Locate each line containing the string "бетона" and copy it out.

Recorded data:
......

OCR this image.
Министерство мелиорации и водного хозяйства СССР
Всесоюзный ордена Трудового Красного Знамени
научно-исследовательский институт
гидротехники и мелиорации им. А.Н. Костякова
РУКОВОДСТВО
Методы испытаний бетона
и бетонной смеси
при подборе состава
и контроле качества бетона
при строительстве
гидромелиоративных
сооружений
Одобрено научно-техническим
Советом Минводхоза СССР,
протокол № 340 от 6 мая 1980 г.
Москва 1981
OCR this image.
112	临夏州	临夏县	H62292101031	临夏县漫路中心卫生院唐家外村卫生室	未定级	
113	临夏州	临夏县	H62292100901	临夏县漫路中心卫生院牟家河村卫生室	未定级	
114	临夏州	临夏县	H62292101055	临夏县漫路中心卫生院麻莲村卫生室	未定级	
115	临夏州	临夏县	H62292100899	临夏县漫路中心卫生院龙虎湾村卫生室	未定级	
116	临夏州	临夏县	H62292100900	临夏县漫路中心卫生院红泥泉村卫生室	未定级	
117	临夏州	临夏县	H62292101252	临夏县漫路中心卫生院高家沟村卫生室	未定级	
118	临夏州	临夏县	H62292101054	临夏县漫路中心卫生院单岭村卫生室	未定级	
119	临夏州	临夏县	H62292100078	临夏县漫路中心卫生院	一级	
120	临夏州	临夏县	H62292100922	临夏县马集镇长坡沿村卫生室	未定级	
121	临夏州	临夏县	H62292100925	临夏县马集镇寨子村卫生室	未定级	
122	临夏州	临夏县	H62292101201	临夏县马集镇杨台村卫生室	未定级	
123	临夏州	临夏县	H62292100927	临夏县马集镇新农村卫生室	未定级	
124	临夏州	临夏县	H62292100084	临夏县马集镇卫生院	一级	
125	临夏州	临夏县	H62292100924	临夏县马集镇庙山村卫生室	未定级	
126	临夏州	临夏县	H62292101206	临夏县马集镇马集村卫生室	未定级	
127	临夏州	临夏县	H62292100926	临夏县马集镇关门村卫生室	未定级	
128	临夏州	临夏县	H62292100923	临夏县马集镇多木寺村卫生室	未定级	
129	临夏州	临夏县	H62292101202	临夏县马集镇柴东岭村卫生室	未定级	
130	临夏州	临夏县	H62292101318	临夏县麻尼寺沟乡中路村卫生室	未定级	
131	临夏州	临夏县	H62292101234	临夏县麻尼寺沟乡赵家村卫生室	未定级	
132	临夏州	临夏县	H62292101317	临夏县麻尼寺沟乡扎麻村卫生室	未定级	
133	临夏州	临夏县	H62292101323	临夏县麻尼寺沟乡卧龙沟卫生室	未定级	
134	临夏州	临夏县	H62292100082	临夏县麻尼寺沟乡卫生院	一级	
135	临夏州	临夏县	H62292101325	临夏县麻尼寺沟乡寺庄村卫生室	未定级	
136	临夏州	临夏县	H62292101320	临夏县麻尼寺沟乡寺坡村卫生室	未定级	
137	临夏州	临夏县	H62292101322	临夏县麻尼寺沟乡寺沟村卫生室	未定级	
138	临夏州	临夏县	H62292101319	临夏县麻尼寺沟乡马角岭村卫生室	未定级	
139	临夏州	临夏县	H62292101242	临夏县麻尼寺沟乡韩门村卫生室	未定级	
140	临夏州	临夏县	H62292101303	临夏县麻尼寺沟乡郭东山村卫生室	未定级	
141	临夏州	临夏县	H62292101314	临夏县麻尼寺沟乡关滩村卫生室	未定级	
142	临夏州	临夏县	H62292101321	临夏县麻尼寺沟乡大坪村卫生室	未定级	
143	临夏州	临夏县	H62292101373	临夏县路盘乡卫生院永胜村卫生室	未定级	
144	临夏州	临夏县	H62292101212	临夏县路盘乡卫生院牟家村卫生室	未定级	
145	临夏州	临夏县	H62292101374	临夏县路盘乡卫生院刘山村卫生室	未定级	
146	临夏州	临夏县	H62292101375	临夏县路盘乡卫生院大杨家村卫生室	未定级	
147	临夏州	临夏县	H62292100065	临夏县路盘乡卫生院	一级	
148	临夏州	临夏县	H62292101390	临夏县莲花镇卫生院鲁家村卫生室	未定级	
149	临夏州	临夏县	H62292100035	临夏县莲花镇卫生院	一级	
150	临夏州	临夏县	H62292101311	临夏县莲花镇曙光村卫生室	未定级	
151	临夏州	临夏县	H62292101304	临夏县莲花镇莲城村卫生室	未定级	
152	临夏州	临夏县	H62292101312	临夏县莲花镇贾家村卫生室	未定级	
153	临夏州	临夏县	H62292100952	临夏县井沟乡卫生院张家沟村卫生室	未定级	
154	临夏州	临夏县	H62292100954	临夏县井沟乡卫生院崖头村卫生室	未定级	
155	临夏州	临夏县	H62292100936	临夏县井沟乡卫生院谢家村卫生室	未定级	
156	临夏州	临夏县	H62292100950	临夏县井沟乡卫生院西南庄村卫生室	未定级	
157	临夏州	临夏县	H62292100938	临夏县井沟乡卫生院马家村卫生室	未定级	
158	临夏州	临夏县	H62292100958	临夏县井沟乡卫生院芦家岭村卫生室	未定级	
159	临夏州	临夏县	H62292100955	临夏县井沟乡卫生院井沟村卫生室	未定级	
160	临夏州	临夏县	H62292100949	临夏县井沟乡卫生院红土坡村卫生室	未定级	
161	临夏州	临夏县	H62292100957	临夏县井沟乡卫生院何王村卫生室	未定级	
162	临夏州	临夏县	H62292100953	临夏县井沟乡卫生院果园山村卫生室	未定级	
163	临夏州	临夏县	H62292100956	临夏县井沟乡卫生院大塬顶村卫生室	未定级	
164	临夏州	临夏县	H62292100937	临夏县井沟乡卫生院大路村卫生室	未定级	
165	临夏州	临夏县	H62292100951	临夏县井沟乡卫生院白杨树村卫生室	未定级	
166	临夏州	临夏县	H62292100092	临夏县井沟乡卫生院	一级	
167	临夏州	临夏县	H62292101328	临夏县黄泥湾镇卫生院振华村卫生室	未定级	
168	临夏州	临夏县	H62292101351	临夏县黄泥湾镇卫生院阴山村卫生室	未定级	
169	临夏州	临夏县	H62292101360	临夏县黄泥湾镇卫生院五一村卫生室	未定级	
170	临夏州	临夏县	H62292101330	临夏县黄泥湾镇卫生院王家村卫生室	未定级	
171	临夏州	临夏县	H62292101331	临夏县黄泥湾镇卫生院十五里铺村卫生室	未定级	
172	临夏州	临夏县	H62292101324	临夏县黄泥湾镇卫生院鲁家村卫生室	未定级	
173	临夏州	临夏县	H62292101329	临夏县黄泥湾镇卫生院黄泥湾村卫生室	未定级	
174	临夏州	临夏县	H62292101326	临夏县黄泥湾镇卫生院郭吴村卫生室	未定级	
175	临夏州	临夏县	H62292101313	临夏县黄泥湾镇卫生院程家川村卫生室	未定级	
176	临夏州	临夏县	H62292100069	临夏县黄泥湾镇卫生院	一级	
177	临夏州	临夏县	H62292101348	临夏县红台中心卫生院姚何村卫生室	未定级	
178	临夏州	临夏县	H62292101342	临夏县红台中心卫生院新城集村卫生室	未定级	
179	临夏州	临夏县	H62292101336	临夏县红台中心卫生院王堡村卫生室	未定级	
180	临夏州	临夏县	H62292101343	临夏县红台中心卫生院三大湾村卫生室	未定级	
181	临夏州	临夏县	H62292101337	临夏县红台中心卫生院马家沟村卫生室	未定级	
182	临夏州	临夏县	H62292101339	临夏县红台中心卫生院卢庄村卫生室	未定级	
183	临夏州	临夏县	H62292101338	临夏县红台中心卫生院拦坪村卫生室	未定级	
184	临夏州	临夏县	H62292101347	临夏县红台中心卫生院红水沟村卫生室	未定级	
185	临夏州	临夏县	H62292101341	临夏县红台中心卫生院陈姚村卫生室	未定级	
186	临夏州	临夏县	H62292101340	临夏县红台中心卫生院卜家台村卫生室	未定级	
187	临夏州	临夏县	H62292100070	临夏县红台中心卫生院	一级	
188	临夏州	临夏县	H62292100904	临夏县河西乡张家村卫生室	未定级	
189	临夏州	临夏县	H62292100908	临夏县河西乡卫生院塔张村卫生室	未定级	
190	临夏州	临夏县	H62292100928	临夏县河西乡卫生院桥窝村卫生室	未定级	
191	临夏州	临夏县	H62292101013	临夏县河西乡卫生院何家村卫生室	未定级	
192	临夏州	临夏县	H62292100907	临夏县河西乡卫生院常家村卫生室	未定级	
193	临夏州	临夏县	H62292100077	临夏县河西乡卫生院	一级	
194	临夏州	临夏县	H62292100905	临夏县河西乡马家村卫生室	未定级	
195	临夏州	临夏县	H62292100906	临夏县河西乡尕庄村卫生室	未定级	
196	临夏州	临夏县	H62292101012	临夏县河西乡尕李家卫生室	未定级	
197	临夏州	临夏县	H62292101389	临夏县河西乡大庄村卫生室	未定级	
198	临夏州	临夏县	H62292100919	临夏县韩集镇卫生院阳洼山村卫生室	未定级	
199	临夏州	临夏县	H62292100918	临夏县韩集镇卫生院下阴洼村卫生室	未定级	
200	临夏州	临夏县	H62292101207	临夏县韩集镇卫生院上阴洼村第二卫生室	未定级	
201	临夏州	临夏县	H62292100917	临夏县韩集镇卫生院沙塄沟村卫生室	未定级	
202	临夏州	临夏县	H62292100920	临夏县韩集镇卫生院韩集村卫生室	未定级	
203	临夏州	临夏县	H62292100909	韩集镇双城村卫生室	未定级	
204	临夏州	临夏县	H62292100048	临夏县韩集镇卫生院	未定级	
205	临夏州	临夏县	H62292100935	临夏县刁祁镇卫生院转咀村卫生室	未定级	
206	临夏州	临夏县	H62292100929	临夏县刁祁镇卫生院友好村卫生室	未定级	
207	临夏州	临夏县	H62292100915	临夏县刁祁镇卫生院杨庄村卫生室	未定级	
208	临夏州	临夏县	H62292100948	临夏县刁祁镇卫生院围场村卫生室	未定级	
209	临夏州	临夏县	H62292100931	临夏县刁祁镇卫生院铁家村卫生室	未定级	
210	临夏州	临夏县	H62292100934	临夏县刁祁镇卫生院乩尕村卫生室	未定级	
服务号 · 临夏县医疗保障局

......

### WRITTEN SOLUTION
Методы испытаний бетона
и контроле качества бетона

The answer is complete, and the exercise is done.